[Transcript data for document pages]
====
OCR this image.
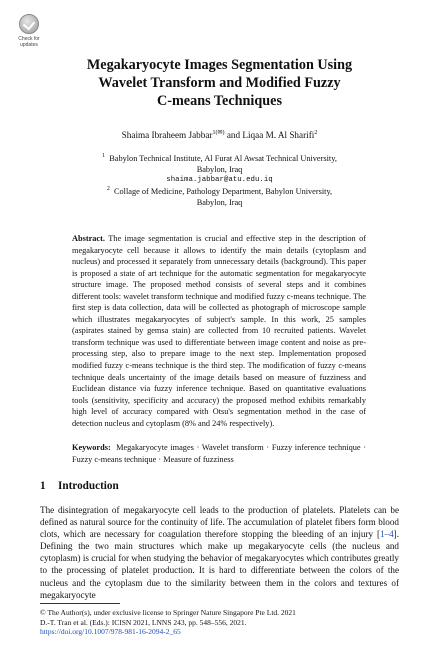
Check for
updates
Megakaryocyte Images Segmentation Using
Wavelet Transform and Modified Fuzzy
C-means Techniques
Shaima Ibraheem Jabbar$^{1(✉)}$ and Liqaa M. Al Sharifi$^2$
$^1$ Babylon Technical Institute, Al Furat Al Awsat Technical University,
Babylon, Iraq
shaima.jabbar@atu.edu.iq
$^2$ Collage of Medicine, Pathology Department, Babylon University,
Babylon, Iraq
Abstract. The image segmentation is crucial and effective step in the description of megakaryocyte cell because it allows to identify the main details (cytoplasm and nucleus) and processed it separately from unnecessary details (background). This paper is proposed a state of art technique for the automatic segmentation for megakaryocyte structure image. The proposed method consists of several steps and it combines different tools: wavelet transform technique and modified fuzzy c-means technique. The first step is data collection, data will be collected as photograph of microscope sample which illustrates megakaryocytes of subject's sample. In this work, 25 samples (aspirates stained by gemsa stain) are collected from 10 recruited patients. Wavelet transform technique was used to differentiate between image content and noise as pre-processing step, also to prepare image to the next step. Implementation proposed modified fuzzy c-means technique is the third step. The modification of fuzzy c-means technique deals uncertainty of the image details based on measure of fuzziness and Euclidean distance via fuzzy inference technique. Based on quantitative evaluations tools (sensitivity, specificity and accuracy) the proposed method exhibits remarkably high level of accuracy compared with Otsu's segmentation method in the case of detection nucleus and cytoplasm (8% and 24% respectively).
Keywords: Megakaryocyte images · Wavelet transform · Fuzzy inference technique · Fuzzy c-means technique · Measure of fuzziness
1 Introduction
The disintegration of megakaryocyte cell leads to the production of platelets. Platelets can be defined as natural source for the continuity of life. The accumulation of platelet fibers form blood clots, which are necessary for coagulation therefore stopping the bleeding of an injury [1–4]. Defining the two main structures which make up megakaryocyte cells (the nucleus and cytoplasm) is crucial for when studying the behavior of megakaryocytes which contributes greatly to the processing of platelet production. It is hard to differentiate between the colors of the nucleus and the cytoplasm due to the similarity between them in the colors and textures of megakaryocyte
© The Author(s), under exclusive license to Springer Nature Singapore Pte Ltd. 2021
D.-T. Tran et al. (Eds.): ICISN 2021, LNNS 243, pp. 548–556, 2021.
https://doi.org/10.1007/978-981-16-2094-2_65
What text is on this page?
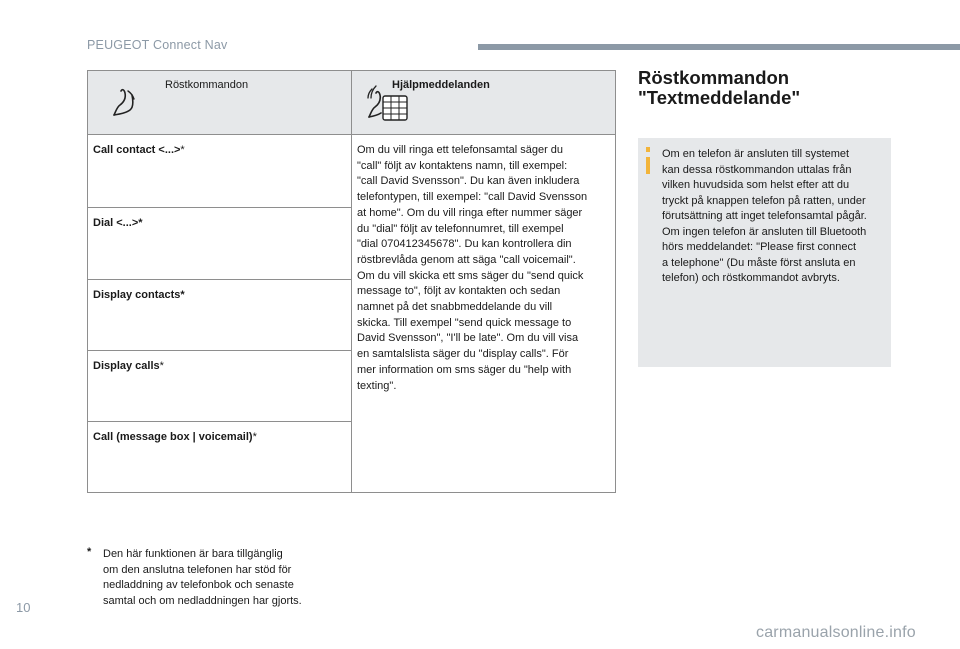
PEUGEOT Connect Nav
Röstkommandon	Hjälpmeddelanden
Call contact <...>*
Dial <...>*
Display contacts*
Display calls*
Call (message box | voicemail)*
Om du vill ringa ett telefonsamtal säger du
"call" följt av kontaktens namn, till exempel:
"call David Svensson". Du kan även inkludera
telefontypen, till exempel: "call David Svensson
at home". Om du vill ringa efter nummer säger
du "dial" följt av telefonnumret, till exempel
"dial 070412345678". Du kan kontrollera din
röstbrevlåda genom att säga "call voicemail".
Om du vill skicka ett sms säger du "send quick
message to", följt av kontakten och sedan
namnet på det snabbmeddelande du vill
skicka. Till exempel "send quick message to
David Svensson", "I'll be late". Om du vill visa
en samtalslista säger du "display calls". För
mer information om sms säger du "help with
texting".
* Den här funktionen är bara tillgänglig
om den anslutna telefonen har stöd för
nedladdning av telefonbok och senaste
samtal och om nedladdningen har gjorts.
Röstkommandon
"Textmeddelande"
Om en telefon är ansluten till systemet
kan dessa röstkommandon uttalas från
vilken huvudsida som helst efter att du
tryckt på knappen telefon på ratten, under
förutsättning att inget telefonsamtal pågår.
Om ingen telefon är ansluten till Bluetooth
hörs meddelandet: "Please first connect
a telephone" (Du måste först ansluta en
telefon) och röstkommandot avbryts.
10
carmanualsonline.info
====
Task to complete – What lines in the data above carry "quick"? Return them all.

Exercise output –
Om du vill skicka ett sms säger du "send quick
skicka. Till exempel "send quick message to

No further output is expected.